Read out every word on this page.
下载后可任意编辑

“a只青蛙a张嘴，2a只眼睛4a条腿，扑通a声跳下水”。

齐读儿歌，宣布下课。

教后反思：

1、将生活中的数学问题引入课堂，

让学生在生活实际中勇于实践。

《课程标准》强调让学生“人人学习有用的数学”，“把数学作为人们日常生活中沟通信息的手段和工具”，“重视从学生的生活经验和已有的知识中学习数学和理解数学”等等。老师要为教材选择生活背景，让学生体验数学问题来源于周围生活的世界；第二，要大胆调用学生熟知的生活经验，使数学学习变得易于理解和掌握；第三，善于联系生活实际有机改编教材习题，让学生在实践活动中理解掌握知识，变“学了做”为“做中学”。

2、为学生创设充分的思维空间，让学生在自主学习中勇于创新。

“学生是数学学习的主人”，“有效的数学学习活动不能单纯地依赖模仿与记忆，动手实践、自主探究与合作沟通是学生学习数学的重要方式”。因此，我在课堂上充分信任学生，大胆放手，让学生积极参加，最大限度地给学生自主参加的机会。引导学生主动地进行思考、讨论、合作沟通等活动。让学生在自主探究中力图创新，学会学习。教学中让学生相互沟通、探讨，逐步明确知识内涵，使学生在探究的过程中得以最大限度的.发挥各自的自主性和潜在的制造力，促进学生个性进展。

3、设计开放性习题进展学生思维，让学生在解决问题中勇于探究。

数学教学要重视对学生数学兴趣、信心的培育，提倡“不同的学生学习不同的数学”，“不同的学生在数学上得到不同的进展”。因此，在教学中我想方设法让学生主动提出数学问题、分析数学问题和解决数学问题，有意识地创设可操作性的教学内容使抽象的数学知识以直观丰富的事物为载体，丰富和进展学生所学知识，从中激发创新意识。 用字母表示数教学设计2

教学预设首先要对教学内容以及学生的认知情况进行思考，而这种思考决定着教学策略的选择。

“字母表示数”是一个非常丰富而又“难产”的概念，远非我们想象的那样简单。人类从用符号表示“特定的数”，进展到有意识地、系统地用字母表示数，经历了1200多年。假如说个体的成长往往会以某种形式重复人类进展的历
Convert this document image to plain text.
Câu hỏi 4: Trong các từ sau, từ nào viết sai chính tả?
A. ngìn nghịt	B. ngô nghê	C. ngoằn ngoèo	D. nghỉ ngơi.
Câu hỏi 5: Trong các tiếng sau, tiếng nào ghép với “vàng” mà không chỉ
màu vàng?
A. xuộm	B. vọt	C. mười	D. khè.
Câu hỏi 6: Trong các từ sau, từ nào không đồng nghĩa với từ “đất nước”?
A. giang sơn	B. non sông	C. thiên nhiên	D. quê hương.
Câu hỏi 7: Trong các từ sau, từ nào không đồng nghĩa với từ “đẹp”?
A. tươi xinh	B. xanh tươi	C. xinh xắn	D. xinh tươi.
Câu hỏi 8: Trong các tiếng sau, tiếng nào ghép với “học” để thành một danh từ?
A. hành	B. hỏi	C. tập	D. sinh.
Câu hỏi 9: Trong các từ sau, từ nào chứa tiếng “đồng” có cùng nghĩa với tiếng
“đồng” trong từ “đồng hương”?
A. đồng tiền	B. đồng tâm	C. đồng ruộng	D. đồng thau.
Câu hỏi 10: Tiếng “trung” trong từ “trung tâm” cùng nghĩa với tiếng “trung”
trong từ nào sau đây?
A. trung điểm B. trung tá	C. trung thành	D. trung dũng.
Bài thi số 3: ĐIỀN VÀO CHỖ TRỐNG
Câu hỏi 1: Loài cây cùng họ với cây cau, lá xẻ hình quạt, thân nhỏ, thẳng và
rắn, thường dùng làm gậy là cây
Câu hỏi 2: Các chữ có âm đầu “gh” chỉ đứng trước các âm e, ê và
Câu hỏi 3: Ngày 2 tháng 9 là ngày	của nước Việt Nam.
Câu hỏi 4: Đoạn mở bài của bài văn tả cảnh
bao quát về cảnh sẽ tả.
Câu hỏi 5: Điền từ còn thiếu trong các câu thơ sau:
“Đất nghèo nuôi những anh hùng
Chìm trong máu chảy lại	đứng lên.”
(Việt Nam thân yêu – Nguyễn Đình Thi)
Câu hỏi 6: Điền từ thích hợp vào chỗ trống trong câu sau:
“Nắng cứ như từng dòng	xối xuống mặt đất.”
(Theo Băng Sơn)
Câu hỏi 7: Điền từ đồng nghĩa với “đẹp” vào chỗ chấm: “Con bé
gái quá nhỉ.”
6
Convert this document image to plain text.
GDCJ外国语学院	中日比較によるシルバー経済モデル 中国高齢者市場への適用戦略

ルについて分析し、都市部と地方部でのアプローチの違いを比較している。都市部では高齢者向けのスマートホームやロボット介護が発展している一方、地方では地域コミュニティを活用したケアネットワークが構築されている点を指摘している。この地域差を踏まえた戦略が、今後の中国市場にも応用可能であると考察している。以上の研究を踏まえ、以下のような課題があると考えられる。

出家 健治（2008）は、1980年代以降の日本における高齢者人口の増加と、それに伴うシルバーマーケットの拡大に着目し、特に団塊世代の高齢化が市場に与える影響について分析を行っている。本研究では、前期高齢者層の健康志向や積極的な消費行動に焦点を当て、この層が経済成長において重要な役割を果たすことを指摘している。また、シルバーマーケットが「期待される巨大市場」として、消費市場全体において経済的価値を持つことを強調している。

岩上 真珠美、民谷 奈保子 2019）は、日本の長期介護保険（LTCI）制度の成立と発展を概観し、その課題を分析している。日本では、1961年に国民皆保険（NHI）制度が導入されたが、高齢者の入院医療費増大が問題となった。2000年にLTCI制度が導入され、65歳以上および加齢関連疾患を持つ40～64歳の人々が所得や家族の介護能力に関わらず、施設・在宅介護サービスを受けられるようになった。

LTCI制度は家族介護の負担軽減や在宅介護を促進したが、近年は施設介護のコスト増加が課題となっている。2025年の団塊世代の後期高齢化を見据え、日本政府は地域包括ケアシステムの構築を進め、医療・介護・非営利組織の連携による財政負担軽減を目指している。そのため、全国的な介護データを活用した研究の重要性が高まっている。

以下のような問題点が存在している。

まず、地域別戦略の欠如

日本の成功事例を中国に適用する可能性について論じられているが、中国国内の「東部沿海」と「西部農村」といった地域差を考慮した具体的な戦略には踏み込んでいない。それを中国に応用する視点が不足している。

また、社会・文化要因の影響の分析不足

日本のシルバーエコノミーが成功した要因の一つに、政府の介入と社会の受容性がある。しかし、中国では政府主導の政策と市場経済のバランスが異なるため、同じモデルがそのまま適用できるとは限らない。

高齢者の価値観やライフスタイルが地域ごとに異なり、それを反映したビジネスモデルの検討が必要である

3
□ □ □ □
Directions for this task: The entries above must be returned exactly.

Result of the exercise:
Read out every word on this page.
下载后可任意编辑

“a只青蛙a张嘴，2a只眼睛4a条腿，扑通a声跳下水”。

齐读儿歌，宣布下课。

教后反思：

1、将生活中的数学问题引入课堂，

让学生在生活实际中勇于实践。

《课程标准》强调让学生“人人学习有用的数学”，“把数学作为人们日常生活中沟通信息的手段和工具”，“重视从学生的生活经验和已有的知识中学习数学和理解数学”等等。老师要为教材选择生活背景，让学生体验数学问题来源于周围生活的世界；第二，要大胆调用学生熟知的生活经验，使数学学习变得易于理解和掌握；第三，善于联系生活实际有机改编教材习题，让学生在实践活动中理解掌握知识，变“学了做”为“做中学”。

2、为学生创设充分的思维空间，让学生在自主学习中勇于创新。

“学生是数学学习的主人”，“有效的数学学习活动不能单纯地依赖模仿与记忆，动手实践、自主探究与合作沟通是学生学习数学的重要方式”。因此，我在课堂上充分信任学生，大胆放手，让学生积极参加，最大限度地给学生自主参加的机会。引导学生主动地进行思考、讨论、合作沟通等活动。让学生在自主探究中力图创新，学会学习。教学中让学生相互沟通、探讨，逐步明确知识内涵，使学生在探究的过程中得以最大限度的.发挥各自的自主性和潜在的制造力，促进学生个性进展。

3、设计开放性习题进展学生思维，让学生在解决问题中勇于探究。

数学教学要重视对学生数学兴趣、信心的培育，提倡“不同的学生学习不同的数学”，“不同的学生在数学上得到不同的进展”。因此，在教学中我想方设法让学生主动提出数学问题、分析数学问题和解决数学问题，有意识地创设可操作性的教学内容使抽象的数学知识以直观丰富的事物为载体，丰富和进展学生所学知识，从中激发创新意识。 用字母表示数教学设计2

教学预设首先要对教学内容以及学生的认知情况进行思考，而这种思考决定着教学策略的选择。

“字母表示数”是一个非常丰富而又“难产”的概念，远非我们想象的那样简单。人类从用符号表示“特定的数”，进展到有意识地、系统地用字母表示数，经历了1200多年。假如说个体的成长往往会以某种形式重复人类进展的历
Convert this document image to plain text.
Câu hỏi 4: Trong các từ sau, từ nào viết sai chính tả?
A. ngìn nghịt	B. ngô nghê	C. ngoằn ngoèo	D. nghỉ ngơi.
Câu hỏi 5: Trong các tiếng sau, tiếng nào ghép với “vàng” mà không chỉ
màu vàng?
A. xuộm	B. vọt	C. mười	D. khè.
Câu hỏi 6: Trong các từ sau, từ nào không đồng nghĩa với từ “đất nước”?
A. giang sơn	B. non sông	C. thiên nhiên	D. quê hương.
Câu hỏi 7: Trong các từ sau, từ nào không đồng nghĩa với từ “đẹp”?
A. tươi xinh	B. xanh tươi	C. xinh xắn	D. xinh tươi.
Câu hỏi 8: Trong các tiếng sau, tiếng nào ghép với “học” để thành một danh từ?
A. hành	B. hỏi	C. tập	D. sinh.
Câu hỏi 9: Trong các từ sau, từ nào chứa tiếng “đồng” có cùng nghĩa với tiếng
“đồng” trong từ “đồng hương”?
A. đồng tiền	B. đồng tâm	C. đồng ruộng	D. đồng thau.
Câu hỏi 10: Tiếng “trung” trong từ “trung tâm” cùng nghĩa với tiếng “trung”
trong từ nào sau đây?
A. trung điểm B. trung tá	C. trung thành	D. trung dũng.
Bài thi số 3: ĐIỀN VÀO CHỖ TRỐNG
Câu hỏi 1: Loài cây cùng họ với cây cau, lá xẻ hình quạt, thân nhỏ, thẳng và
rắn, thường dùng làm gậy là cây
Câu hỏi 2: Các chữ có âm đầu “gh” chỉ đứng trước các âm e, ê và
Câu hỏi 3: Ngày 2 tháng 9 là ngày	của nước Việt Nam.
Câu hỏi 4: Đoạn mở bài của bài văn tả cảnh
bao quát về cảnh sẽ tả.
Câu hỏi 5: Điền từ còn thiếu trong các câu thơ sau:
“Đất nghèo nuôi những anh hùng
Chìm trong máu chảy lại	đứng lên.”
(Việt Nam thân yêu – Nguyễn Đình Thi)
Câu hỏi 6: Điền từ thích hợp vào chỗ trống trong câu sau:
“Nắng cứ như từng dòng	xối xuống mặt đất.”
(Theo Băng Sơn)
Câu hỏi 7: Điền từ đồng nghĩa với “đẹp” vào chỗ chấm: “Con bé
gái quá nhỉ.”
6
Convert this document image to plain text.
GDCJ外国语学院	中日比較によるシルバー経済モデル 中国高齢者市場への適用戦略

ルについて分析し、都市部と地方部でのアプローチの違いを比較している。都市部では高齢者向けのスマートホームやロボット介護が発展している一方、地方では地域コミュニティを活用したケアネットワークが構築されている点を指摘している。この地域差を踏まえた戦略が、今後の中国市場にも応用可能であると考察している。以上の研究を踏まえ、以下のような課題があると考えられる。

出家 健治（2008）は、1980年代以降の日本における高齢者人口の増加と、それに伴うシルバーマーケットの拡大に着目し、特に団塊世代の高齢化が市場に与える影響について分析を行っている。本研究では、前期高齢者層の健康志向や積極的な消費行動に焦点を当て、この層が経済成長において重要な役割を果たすことを指摘している。また、シルバーマーケットが「期待される巨大市場」として、消費市場全体において経済的価値を持つことを強調している。

岩上 真珠美、民谷 奈保子 2019）は、日本の長期介護保険（LTCI）制度の成立と発展を概観し、その課題を分析している。日本では、1961年に国民皆保険（NHI）制度が導入されたが、高齢者の入院医療費増大が問題となった。2000年にLTCI制度が導入され、65歳以上および加齢関連疾患を持つ40～64歳の人々が所得や家族の介護能力に関わらず、施設・在宅介護サービスを受けられるようになった。

LTCI制度は家族介護の負担軽減や在宅介護を促進したが、近年は施設介護のコスト増加が課題となっている。2025年の団塊世代の後期高齢化を見据え、日本政府は地域包括ケアシステムの構築を進め、医療・介護・非営利組織の連携による財政負担軽減を目指している。そのため、全国的な介護データを活用した研究の重要性が高まっている。

以下のような問題点が存在している。

まず、地域別戦略の欠如

日本の成功事例を中国に適用する可能性について論じられているが、中国国内の「東部沿海」と「西部農村」といった地域差を考慮した具体的な戦略には踏み込んでいない。それを中国に応用する視点が不足している。

また、社会・文化要因の影響の分析不足

日本のシルバーエコノミーが成功した要因の一つに、政府の介入と社会の受容性がある。しかし、中国では政府主導の政策と市場経済のバランスが異なるため、同じモデルがそのまま適用できるとは限らない。

高齢者の価値観やライフスタイルが地域ごとに異なり、それを反映したビジネスモデルの検討が必要である

3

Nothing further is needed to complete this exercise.